[Objective]:
Every line of the data that contains the string "each" must be copied.

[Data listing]
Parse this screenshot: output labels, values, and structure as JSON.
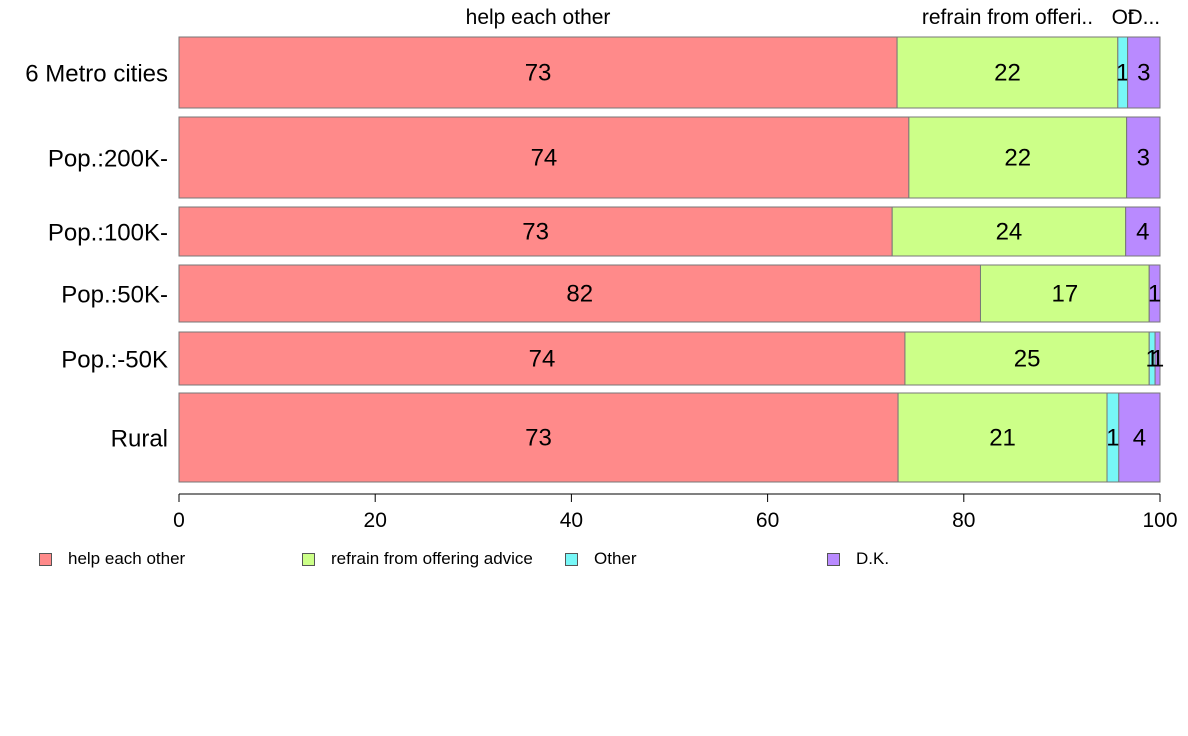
{
  "chart_data": {
    "type": "bar",
    "orientation": "horizontal",
    "stacked": true,
    "categories": [
      "6 Metro cities",
      "Pop.:200K-",
      "Pop.:100K-",
      "Pop.:50K-",
      "Pop.:-50K",
      "Rural"
    ],
    "series": [
      {
        "name": "help each other",
        "color": "#FF8A8A",
        "values": [
          73.2,
          74.4,
          72.7,
          81.7,
          74.0,
          73.3
        ],
        "labels": [
          "73",
          "74",
          "73",
          "82",
          "74",
          "73"
        ]
      },
      {
        "name": "refrain from offering advice",
        "color": "#CCFF88",
        "values": [
          22.5,
          22.2,
          23.8,
          17.2,
          24.9,
          21.3
        ],
        "labels": [
          "22",
          "22",
          "24",
          "17",
          "25",
          "21"
        ]
      },
      {
        "name": "Other",
        "color": "#77F7F7",
        "values": [
          1.0,
          0.0,
          0.0,
          0.0,
          0.6,
          1.2
        ],
        "labels": [
          "1",
          "",
          "",
          "",
          "1",
          "1"
        ]
      },
      {
        "name": "D.K.",
        "color": "#B98AFF",
        "values": [
          3.3,
          3.4,
          3.5,
          1.1,
          0.5,
          4.2
        ],
        "labels": [
          "3",
          "3",
          "4",
          "1",
          "1",
          "4"
        ]
      }
    ],
    "top_labels": [
      "help each other",
      "refrain from offeri..",
      "Ot",
      "D..."
    ],
    "xlim": [
      0,
      100
    ],
    "xticks": [
      "0",
      "20",
      "40",
      "60",
      "80",
      "100"
    ],
    "xlabel": "",
    "ylabel": "",
    "legend_position": "bottom",
    "grid": false
  }
}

[Answer to the problem]:
        "name": "help each other",
      "help each other",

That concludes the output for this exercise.